-- Data provided start --
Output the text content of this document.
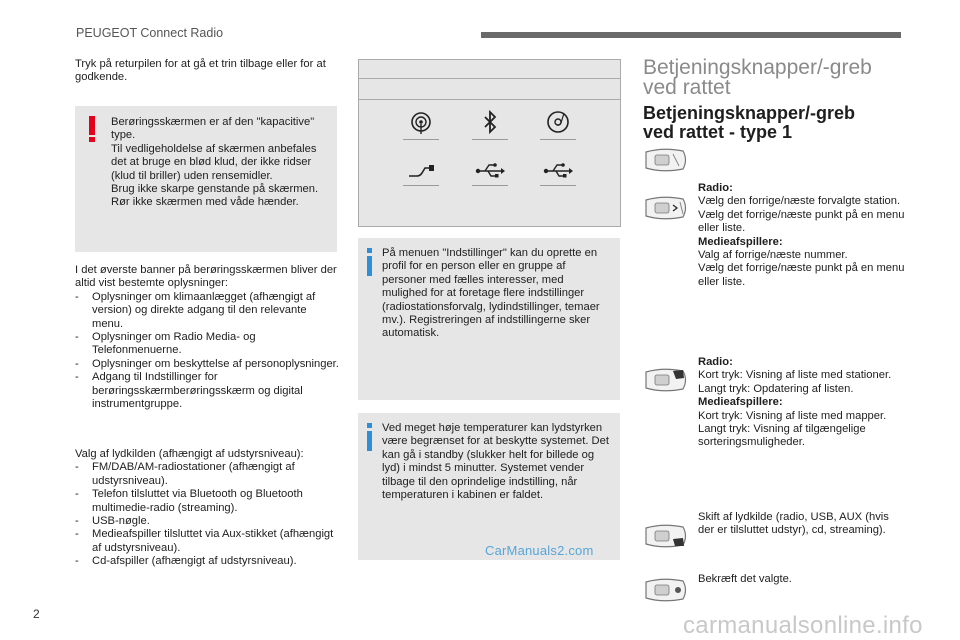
PEUGEOT Connect Radio
Tryk på returpilen for at gå et trin tilbage eller for at godkende.
Berøringsskærmen er af den "kapacitive" type.
Til vedligeholdelse af skærmen anbefales det at bruge en blød klud, der ikke ridser (klud til briller) uden rensemidler.
Brug ikke skarpe genstande på skærmen.
Rør ikke skærmen med våde hænder.
I det øverste banner på berøringsskærmen bliver der altid vist bestemte oplysninger:
- Oplysninger om klimaanlægget (afhængigt af version) og direkte adgang til den relevante menu.
- Oplysninger om Radio Media- og Telefonmenuerne.
- Oplysninger om beskyttelse af personoplysninger.
- Adgang til Indstillinger for berøringsskærmberøringsskærm og digital instrumentgruppe.
Valg af lydkilden (afhængigt af udstyrsniveau):
- FM/DAB/AM-radiostationer (afhængigt af udstyrsniveau).
- Telefon tilsluttet via Bluetooth og Bluetooth multimedie-radio (streaming).
- USB-nøgle.
- Medieafspiller tilsluttet via Aux-stikket (afhængigt af udstyrsniveau).
- Cd-afspiller (afhængigt af udstyrsniveau).
På menuen "Indstillinger" kan du oprette en profil for en person eller en gruppe af personer med fælles interesser, med mulighed for at foretage flere indstillinger (radiostationsforvalg, lydindstillinger, temaer mv.). Registreringen af indstillingerne sker automatisk.
Ved meget høje temperaturer kan lydstyrken være begrænset for at beskytte systemet. Det kan gå i standby (slukker helt for billede og lyd) i mindst 5 minutter. Systemet vender tilbage til den oprindelige indstilling, når temperaturen i kabinen er faldet.
CarManuals2.com
Betjeningsknapper/-greb
ved rattet
Betjeningsknapper/-greb
ved rattet - type 1
Radio:
Vælg den forrige/næste forvalgte station.
Vælg det forrige/næste punkt på en menu eller liste.
Medieafspillere:
Valg af forrige/næste nummer.
Vælg det forrige/næste punkt på en menu eller liste.
Radio:
Kort tryk: Visning af liste med stationer.
Langt tryk: Opdatering af listen.
Medieafspillere:
Kort tryk: Visning af liste med mapper.
Langt tryk: Visning af tilgængelige sorteringsmuligheder.
Skift af lydkilde (radio, USB, AUX (hvis der er tilsluttet udstyr), cd, streaming).
Bekræft det valgte.
2	carmanualsonline.info
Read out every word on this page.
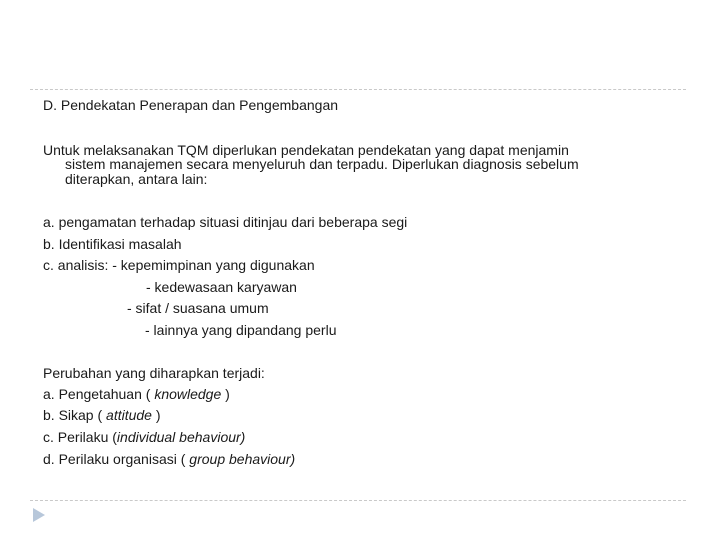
D. Pendekatan Penerapan dan Pengembangan
Untuk melaksanakan TQM diperlukan pendekatan pendekatan yang dapat menjamin
sistem manajemen secara menyeluruh dan terpadu. Diperlukan diagnosis sebelum
diterapkan, antara lain:
a. pengamatan terhadap situasi ditinjau dari beberapa segi
b. Identifikasi masalah
c. analisis: - kepemimpinan yang digunakan
- kedewasaan karyawan
- sifat / suasana umum
- lainnya yang dipandang perlu
Perubahan yang diharapkan terjadi:
a. Pengetahuan ( knowledge )
b. Sikap ( attitude )
c. Perilaku (individual behaviour)
d. Perilaku organisasi ( group behaviour)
-- Data provided end --
## Exercise
Repeat the entries exactly and keep the pictures out of the copy.

## The response
Output the text content of this document.
PEUGEOT Connect Radio
Tryk på returpilen for at gå et trin tilbage eller for at godkende.
Berøringsskærmen er af den "kapacitive" type.
Til vedligeholdelse af skærmen anbefales det at bruge en blød klud, der ikke ridser (klud til briller) uden rensemidler.
Brug ikke skarpe genstande på skærmen.
Rør ikke skærmen med våde hænder.
I det øverste banner på berøringsskærmen bliver der altid vist bestemte oplysninger:
- Oplysninger om klimaanlægget (afhængigt af version) og direkte adgang til den relevante menu.
- Oplysninger om Radio Media- og Telefonmenuerne.
- Oplysninger om beskyttelse af personoplysninger.
- Adgang til Indstillinger for berøringsskærmberøringsskærm og digital instrumentgruppe.
Valg af lydkilden (afhængigt af udstyrsniveau):
- FM/DAB/AM-radiostationer (afhængigt af udstyrsniveau).
- Telefon tilsluttet via Bluetooth og Bluetooth multimedie-radio (streaming).
- USB-nøgle.
- Medieafspiller tilsluttet via Aux-stikket (afhængigt af udstyrsniveau).
- Cd-afspiller (afhængigt af udstyrsniveau).
På menuen "Indstillinger" kan du oprette en profil for en person eller en gruppe af personer med fælles interesser, med mulighed for at foretage flere indstillinger (radiostationsforvalg, lydindstillinger, temaer mv.). Registreringen af indstillingerne sker automatisk.
Ved meget høje temperaturer kan lydstyrken være begrænset for at beskytte systemet. Det kan gå i standby (slukker helt for billede og lyd) i mindst 5 minutter. Systemet vender tilbage til den oprindelige indstilling, når temperaturen i kabinen er faldet.
CarManuals2.com
Betjeningsknapper/-greb
ved rattet
Betjeningsknapper/-greb
ved rattet - type 1
Radio:
Vælg den forrige/næste forvalgte station.
Vælg det forrige/næste punkt på en menu eller liste.
Medieafspillere:
Valg af forrige/næste nummer.
Vælg det forrige/næste punkt på en menu eller liste.
Radio:
Kort tryk: Visning af liste med stationer.
Langt tryk: Opdatering af listen.
Medieafspillere:
Kort tryk: Visning af liste med mapper.
Langt tryk: Visning af tilgængelige sorteringsmuligheder.
Skift af lydkilde (radio, USB, AUX (hvis der er tilsluttet udstyr), cd, streaming).
Bekræft det valgte.
2	carmanualsonline.info
Read out every word on this page.
D. Pendekatan Penerapan dan Pengembangan
Untuk melaksanakan TQM diperlukan pendekatan pendekatan yang dapat menjamin
sistem manajemen secara menyeluruh dan terpadu. Diperlukan diagnosis sebelum
diterapkan, antara lain:
a. pengamatan terhadap situasi ditinjau dari beberapa segi
b. Identifikasi masalah
c. analisis: - kepemimpinan yang digunakan
- kedewasaan karyawan
- sifat / suasana umum
- lainnya yang dipandang perlu
Perubahan yang diharapkan terjadi:
a. Pengetahuan ( knowledge )
b. Sikap ( attitude )
c. Perilaku (individual behaviour)
d. Perilaku organisasi ( group behaviour)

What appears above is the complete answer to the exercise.